— Begin Exercise data —
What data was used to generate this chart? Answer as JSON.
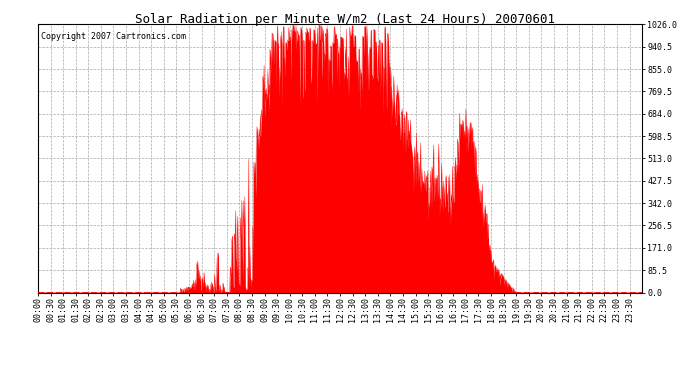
{
  "title": "Solar Radiation per Minute W/m2 (Last 24 Hours) 20070601",
  "copyright_text": "Copyright 2007 Cartronics.com",
  "background_color": "#ffffff",
  "plot_bg_color": "#ffffff",
  "fill_color": "#ff0000",
  "line_color": "#ff0000",
  "y_min": 0.0,
  "y_max": 1026.0,
  "y_ticks": [
    0.0,
    85.5,
    171.0,
    256.5,
    342.0,
    427.5,
    513.0,
    598.5,
    684.0,
    769.5,
    855.0,
    940.5,
    1026.0
  ],
  "n_minutes": 1440,
  "title_fontsize": 9,
  "tick_fontsize": 6,
  "copyright_fontsize": 6
}
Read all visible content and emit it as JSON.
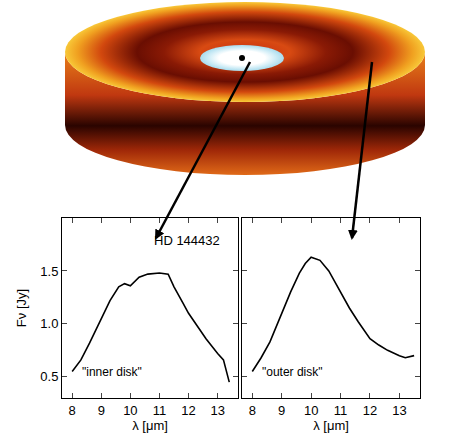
{
  "chart_data": [
    {
      "type": "line",
      "title": "HD 144432",
      "annotation": "\"inner disk\"",
      "x_label": "λ [μm]",
      "y_label": "Fν [Jy]",
      "x": [
        8.0,
        8.3,
        8.6,
        9.0,
        9.3,
        9.6,
        9.8,
        10.0,
        10.3,
        10.6,
        11.0,
        11.3,
        11.5,
        11.8,
        12.0,
        12.3,
        12.6,
        13.0,
        13.2,
        13.4
      ],
      "values": [
        0.55,
        0.66,
        0.82,
        1.05,
        1.22,
        1.35,
        1.38,
        1.36,
        1.44,
        1.47,
        1.48,
        1.47,
        1.35,
        1.2,
        1.1,
        0.98,
        0.86,
        0.72,
        0.66,
        0.45
      ],
      "color": "#000000",
      "grid": false,
      "tick_labels": true,
      "xlim": [
        7.65,
        13.7
      ],
      "ylim": [
        0.3,
        2.0
      ],
      "xticks": [
        8,
        9,
        10,
        11,
        12,
        13
      ],
      "yticks": [
        0.5,
        {
          "value": 1,
          "label": "1.0"
        },
        1.5
      ]
    },
    {
      "type": "line",
      "annotation": "\"outer disk\"",
      "x_label": "λ [μm]",
      "x": [
        8.0,
        8.3,
        8.6,
        9.0,
        9.3,
        9.6,
        9.8,
        10.0,
        10.3,
        10.6,
        11.0,
        11.3,
        11.6,
        12.0,
        12.3,
        12.6,
        13.0,
        13.2,
        13.5
      ],
      "values": [
        0.55,
        0.68,
        0.83,
        1.1,
        1.3,
        1.48,
        1.57,
        1.63,
        1.6,
        1.5,
        1.3,
        1.15,
        1.02,
        0.86,
        0.8,
        0.75,
        0.7,
        0.68,
        0.7
      ],
      "color": "#000000",
      "grid": false,
      "tick_labels": "x",
      "xlim": [
        7.65,
        13.7
      ],
      "ylim": [
        0.3,
        2.0
      ],
      "xticks": [
        8,
        9,
        10,
        11,
        12,
        13
      ],
      "yticks": [
        0.5,
        {
          "value": 1,
          "label": "1.0"
        },
        1.5
      ]
    }
  ]
}
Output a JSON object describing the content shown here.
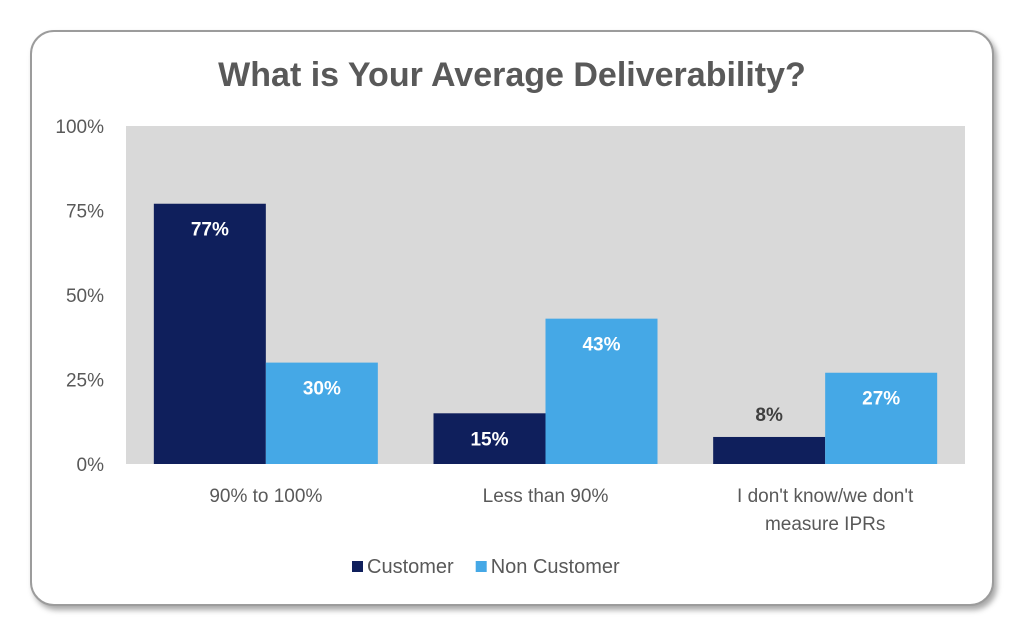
{
  "chart_data": {
    "type": "bar",
    "title": "What is Your Average Deliverability?",
    "categories": [
      [
        "90% to 100%"
      ],
      [
        "Less than 90%"
      ],
      [
        "I don't know/we don't",
        "measure IPRs"
      ]
    ],
    "series": [
      {
        "name": "Customer",
        "values": [
          77,
          15,
          8
        ],
        "labels": [
          "77%",
          "15%",
          "8%"
        ],
        "color": "#0f1f5c"
      },
      {
        "name": "Non Customer",
        "values": [
          30,
          43,
          27
        ],
        "labels": [
          "30%",
          "43%",
          "27%"
        ],
        "color": "#45a8e6"
      }
    ],
    "yticks": [
      0,
      25,
      50,
      75,
      100
    ],
    "ytick_labels": [
      "0%",
      "25%",
      "50%",
      "75%",
      "100%"
    ],
    "ylim": [
      0,
      100
    ],
    "xlabel": "",
    "ylabel": "",
    "legend_position": "bottom",
    "plot_background": "#d9d9d9",
    "label_color_inside": "#ffffff",
    "label_color_outside": "#404040"
  }
}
— End Exercise data —
● Aim of the exercise:
Transcribe every entry word for word, but omit the pictures.

● Answer for this exercise:
What data was used to generate this chart? Answer as JSON.
{
  "title": "Solar Radiation per Minute W/m2 (Last 24 Hours) 20070601",
  "copyright_text": "Copyright 2007 Cartronics.com",
  "background_color": "#ffffff",
  "plot_bg_color": "#ffffff",
  "fill_color": "#ff0000",
  "line_color": "#ff0000",
  "y_min": 0.0,
  "y_max": 1026.0,
  "y_ticks": [
    0.0,
    85.5,
    171.0,
    256.5,
    342.0,
    427.5,
    513.0,
    598.5,
    684.0,
    769.5,
    855.0,
    940.5,
    1026.0
  ],
  "n_minutes": 1440,
  "title_fontsize": 9,
  "tick_fontsize": 6,
  "copyright_fontsize": 6
}
Read all visible content and emit it as JSON.
{
  "chart_data": [
    {
      "type": "line",
      "title": "HD 144432",
      "annotation": "\"inner disk\"",
      "x_label": "λ [μm]",
      "y_label": "Fν [Jy]",
      "x": [
        8.0,
        8.3,
        8.6,
        9.0,
        9.3,
        9.6,
        9.8,
        10.0,
        10.3,
        10.6,
        11.0,
        11.3,
        11.5,
        11.8,
        12.0,
        12.3,
        12.6,
        13.0,
        13.2,
        13.4
      ],
      "values": [
        0.55,
        0.66,
        0.82,
        1.05,
        1.22,
        1.35,
        1.38,
        1.36,
        1.44,
        1.47,
        1.48,
        1.47,
        1.35,
        1.2,
        1.1,
        0.98,
        0.86,
        0.72,
        0.66,
        0.45
      ],
      "color": "#000000",
      "grid": false,
      "tick_labels": true,
      "xlim": [
        7.65,
        13.7
      ],
      "ylim": [
        0.3,
        2.0
      ],
      "xticks": [
        8,
        9,
        10,
        11,
        12,
        13
      ],
      "yticks": [
        0.5,
        {
          "value": 1,
          "label": "1.0"
        },
        1.5
      ]
    },
    {
      "type": "line",
      "annotation": "\"outer disk\"",
      "x_label": "λ [μm]",
      "x": [
        8.0,
        8.3,
        8.6,
        9.0,
        9.3,
        9.6,
        9.8,
        10.0,
        10.3,
        10.6,
        11.0,
        11.3,
        11.6,
        12.0,
        12.3,
        12.6,
        13.0,
        13.2,
        13.5
      ],
      "values": [
        0.55,
        0.68,
        0.83,
        1.1,
        1.3,
        1.48,
        1.57,
        1.63,
        1.6,
        1.5,
        1.3,
        1.15,
        1.02,
        0.86,
        0.8,
        0.75,
        0.7,
        0.68,
        0.7
      ],
      "color": "#000000",
      "grid": false,
      "tick_labels": "x",
      "xlim": [
        7.65,
        13.7
      ],
      "ylim": [
        0.3,
        2.0
      ],
      "xticks": [
        8,
        9,
        10,
        11,
        12,
        13
      ],
      "yticks": [
        0.5,
        {
          "value": 1,
          "label": "1.0"
        },
        1.5
      ]
    }
  ]
}
Output a JSON object describing the content shown here.
{
  "chart_data": {
    "type": "bar",
    "title": "What is Your Average Deliverability?",
    "categories": [
      [
        "90% to 100%"
      ],
      [
        "Less than 90%"
      ],
      [
        "I don't know/we don't",
        "measure IPRs"
      ]
    ],
    "series": [
      {
        "name": "Customer",
        "values": [
          77,
          15,
          8
        ],
        "labels": [
          "77%",
          "15%",
          "8%"
        ],
        "color": "#0f1f5c"
      },
      {
        "name": "Non Customer",
        "values": [
          30,
          43,
          27
        ],
        "labels": [
          "30%",
          "43%",
          "27%"
        ],
        "color": "#45a8e6"
      }
    ],
    "yticks": [
      0,
      25,
      50,
      75,
      100
    ],
    "ytick_labels": [
      "0%",
      "25%",
      "50%",
      "75%",
      "100%"
    ],
    "ylim": [
      0,
      100
    ],
    "xlabel": "",
    "ylabel": "",
    "legend_position": "bottom",
    "plot_background": "#d9d9d9",
    "label_color_inside": "#ffffff",
    "label_color_outside": "#404040"
  }
}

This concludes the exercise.